Below, find each line holding "Dollar" and state how many there are, using the number alone.

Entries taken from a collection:
——————————
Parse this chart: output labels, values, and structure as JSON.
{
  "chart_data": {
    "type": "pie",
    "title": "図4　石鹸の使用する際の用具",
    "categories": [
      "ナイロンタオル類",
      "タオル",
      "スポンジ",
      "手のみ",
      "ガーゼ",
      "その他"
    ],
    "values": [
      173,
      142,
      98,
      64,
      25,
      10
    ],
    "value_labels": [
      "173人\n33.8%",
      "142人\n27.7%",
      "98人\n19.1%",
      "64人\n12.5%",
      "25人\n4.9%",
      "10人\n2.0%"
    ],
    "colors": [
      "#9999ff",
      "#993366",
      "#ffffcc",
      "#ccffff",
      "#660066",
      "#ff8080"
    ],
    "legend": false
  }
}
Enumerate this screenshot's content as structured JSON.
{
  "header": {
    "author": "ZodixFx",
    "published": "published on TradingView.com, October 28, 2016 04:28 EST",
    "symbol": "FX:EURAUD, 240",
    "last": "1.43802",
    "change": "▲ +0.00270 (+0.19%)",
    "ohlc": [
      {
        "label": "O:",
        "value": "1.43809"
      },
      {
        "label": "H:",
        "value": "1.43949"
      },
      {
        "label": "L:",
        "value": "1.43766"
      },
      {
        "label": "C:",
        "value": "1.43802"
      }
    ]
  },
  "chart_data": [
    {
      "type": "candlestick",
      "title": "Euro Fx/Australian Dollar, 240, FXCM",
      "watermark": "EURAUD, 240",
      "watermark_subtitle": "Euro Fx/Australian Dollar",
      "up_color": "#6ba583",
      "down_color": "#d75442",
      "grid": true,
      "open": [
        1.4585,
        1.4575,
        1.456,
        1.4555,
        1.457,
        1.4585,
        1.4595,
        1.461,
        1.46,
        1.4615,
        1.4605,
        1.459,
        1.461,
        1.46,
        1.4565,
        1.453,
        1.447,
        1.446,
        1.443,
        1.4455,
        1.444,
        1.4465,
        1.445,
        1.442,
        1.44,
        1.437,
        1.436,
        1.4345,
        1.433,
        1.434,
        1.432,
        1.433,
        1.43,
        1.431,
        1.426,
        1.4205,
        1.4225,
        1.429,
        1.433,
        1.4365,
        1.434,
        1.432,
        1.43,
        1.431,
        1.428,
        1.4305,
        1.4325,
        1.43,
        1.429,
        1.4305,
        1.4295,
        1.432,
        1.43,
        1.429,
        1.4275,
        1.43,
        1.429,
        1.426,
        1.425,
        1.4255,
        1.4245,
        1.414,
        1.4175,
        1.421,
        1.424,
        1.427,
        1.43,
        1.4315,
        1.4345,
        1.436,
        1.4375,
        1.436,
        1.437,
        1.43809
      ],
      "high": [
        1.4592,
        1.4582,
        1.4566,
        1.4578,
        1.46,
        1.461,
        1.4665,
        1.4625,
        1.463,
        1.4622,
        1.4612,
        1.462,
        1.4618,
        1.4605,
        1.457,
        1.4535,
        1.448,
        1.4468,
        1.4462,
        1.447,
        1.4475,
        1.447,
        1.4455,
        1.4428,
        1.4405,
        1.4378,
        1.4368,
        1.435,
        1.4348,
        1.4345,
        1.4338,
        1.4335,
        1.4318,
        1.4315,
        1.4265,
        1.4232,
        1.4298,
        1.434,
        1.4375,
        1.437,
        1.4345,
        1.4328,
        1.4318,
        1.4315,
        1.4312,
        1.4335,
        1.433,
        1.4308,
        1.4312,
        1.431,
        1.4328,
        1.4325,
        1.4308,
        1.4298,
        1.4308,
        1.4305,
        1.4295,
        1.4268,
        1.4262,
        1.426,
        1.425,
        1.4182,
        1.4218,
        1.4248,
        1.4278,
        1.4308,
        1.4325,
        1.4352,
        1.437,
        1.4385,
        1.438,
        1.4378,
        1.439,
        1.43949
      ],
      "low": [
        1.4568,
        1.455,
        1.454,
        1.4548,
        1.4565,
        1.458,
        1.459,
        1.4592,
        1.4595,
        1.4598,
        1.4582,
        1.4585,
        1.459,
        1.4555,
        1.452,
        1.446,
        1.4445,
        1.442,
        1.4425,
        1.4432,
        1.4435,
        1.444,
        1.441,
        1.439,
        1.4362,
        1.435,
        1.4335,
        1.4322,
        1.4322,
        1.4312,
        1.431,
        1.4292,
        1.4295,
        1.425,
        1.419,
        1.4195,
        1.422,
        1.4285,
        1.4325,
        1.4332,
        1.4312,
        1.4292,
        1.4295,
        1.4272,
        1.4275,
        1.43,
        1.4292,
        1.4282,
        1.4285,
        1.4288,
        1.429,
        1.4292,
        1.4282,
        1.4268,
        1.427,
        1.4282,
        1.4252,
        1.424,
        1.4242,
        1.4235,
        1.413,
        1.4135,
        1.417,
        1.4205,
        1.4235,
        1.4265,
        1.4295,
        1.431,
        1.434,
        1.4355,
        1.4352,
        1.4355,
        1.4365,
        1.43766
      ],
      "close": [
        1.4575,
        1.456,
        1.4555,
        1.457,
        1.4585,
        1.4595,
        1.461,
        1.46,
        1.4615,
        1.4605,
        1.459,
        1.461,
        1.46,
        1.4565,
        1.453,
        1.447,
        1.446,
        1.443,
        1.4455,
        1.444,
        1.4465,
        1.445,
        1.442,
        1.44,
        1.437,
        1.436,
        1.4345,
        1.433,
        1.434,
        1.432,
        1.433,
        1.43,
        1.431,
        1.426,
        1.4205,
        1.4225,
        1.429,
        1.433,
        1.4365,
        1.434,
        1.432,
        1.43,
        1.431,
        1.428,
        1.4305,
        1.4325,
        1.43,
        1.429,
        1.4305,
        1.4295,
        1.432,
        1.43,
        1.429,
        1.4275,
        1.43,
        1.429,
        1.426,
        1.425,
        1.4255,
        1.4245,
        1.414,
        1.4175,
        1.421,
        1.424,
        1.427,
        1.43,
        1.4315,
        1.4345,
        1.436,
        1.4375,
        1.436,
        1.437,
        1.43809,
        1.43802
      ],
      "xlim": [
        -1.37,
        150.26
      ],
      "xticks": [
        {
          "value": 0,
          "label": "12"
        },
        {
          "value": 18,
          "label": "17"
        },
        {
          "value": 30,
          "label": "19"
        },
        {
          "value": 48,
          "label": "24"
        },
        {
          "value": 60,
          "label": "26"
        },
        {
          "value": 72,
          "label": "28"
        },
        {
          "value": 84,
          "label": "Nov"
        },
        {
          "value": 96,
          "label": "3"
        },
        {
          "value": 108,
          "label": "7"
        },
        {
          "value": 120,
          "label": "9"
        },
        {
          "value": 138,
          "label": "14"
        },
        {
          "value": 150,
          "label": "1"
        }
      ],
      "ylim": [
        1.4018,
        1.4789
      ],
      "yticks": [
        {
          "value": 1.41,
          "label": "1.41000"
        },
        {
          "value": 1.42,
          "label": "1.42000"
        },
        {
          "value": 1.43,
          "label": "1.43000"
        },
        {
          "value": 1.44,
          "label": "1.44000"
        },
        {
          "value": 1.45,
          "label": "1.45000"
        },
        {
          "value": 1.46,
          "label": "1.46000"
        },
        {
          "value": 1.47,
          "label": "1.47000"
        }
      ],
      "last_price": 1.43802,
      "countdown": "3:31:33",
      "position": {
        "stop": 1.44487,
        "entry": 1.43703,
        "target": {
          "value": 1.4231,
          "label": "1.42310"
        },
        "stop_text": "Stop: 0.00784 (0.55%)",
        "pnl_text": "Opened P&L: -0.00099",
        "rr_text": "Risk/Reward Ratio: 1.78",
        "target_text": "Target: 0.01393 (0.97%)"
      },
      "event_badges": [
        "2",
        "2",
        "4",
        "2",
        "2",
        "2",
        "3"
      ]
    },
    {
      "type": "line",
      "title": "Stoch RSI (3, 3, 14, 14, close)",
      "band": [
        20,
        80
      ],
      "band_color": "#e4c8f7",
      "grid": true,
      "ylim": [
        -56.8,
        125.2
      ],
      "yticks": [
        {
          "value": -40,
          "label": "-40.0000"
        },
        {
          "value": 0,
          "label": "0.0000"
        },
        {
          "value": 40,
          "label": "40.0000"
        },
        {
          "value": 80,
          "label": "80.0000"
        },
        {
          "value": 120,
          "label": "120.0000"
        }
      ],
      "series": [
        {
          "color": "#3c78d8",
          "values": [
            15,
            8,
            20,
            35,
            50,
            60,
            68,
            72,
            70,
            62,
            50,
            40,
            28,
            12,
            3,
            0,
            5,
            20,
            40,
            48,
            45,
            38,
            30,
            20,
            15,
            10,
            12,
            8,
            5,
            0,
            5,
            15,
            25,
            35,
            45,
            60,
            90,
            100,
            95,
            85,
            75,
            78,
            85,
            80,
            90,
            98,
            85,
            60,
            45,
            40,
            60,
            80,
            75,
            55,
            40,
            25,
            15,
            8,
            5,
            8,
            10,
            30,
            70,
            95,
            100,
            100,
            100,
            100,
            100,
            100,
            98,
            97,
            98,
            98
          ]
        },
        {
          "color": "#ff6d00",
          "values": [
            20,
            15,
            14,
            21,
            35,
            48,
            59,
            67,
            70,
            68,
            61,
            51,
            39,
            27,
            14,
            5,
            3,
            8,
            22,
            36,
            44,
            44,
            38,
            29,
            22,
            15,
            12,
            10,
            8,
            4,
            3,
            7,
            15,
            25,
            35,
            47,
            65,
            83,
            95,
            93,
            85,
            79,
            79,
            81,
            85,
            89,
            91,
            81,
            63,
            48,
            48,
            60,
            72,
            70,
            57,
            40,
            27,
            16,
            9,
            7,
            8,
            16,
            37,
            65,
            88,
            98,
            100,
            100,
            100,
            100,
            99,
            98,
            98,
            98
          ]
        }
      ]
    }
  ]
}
——————————
__WORKED SOLUTION__. 2